— Begin GIVEN RECORDS —
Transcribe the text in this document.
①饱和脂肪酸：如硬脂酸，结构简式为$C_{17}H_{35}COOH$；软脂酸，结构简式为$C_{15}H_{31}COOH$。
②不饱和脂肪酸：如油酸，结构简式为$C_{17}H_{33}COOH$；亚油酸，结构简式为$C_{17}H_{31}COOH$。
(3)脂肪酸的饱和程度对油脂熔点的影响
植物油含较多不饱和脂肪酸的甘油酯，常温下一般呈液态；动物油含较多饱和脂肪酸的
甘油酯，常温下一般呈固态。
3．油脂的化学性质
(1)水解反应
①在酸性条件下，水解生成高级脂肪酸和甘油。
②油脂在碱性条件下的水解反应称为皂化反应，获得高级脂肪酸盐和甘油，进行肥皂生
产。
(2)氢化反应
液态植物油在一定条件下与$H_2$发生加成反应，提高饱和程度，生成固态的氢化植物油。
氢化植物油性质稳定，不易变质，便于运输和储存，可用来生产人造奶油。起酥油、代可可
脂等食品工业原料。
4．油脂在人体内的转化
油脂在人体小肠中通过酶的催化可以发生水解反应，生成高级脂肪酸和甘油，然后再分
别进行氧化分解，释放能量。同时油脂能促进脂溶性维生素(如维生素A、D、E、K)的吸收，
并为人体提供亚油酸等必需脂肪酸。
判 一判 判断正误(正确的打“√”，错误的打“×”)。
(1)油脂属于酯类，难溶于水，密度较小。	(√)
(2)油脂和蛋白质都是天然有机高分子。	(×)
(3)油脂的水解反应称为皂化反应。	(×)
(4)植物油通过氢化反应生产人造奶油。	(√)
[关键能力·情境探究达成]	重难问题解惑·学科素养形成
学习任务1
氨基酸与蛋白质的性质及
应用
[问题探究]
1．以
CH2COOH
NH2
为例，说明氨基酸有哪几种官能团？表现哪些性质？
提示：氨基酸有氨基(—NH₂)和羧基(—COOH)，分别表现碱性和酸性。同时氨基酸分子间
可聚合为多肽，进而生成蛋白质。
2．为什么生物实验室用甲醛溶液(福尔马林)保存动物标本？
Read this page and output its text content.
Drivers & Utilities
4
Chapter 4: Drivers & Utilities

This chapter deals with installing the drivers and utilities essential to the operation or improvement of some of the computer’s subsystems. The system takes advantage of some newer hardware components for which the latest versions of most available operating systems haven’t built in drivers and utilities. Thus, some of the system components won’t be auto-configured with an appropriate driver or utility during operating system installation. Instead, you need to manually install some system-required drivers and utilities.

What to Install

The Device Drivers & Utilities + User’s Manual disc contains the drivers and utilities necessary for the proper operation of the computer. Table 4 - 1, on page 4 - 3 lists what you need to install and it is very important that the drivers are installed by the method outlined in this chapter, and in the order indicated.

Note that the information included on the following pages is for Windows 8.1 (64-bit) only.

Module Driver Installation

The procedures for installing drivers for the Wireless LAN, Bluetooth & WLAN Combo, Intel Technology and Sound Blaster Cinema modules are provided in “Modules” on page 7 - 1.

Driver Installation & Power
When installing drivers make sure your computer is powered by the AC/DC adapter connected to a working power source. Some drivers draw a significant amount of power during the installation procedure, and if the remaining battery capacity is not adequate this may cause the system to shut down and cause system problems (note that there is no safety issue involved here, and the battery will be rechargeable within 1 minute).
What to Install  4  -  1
— End GIVEN RECORDS —
_THE EXERCISE:_
Only the number should be given: how many lines of the data contain the word "结构简式为"?

_SOLUTION:_
2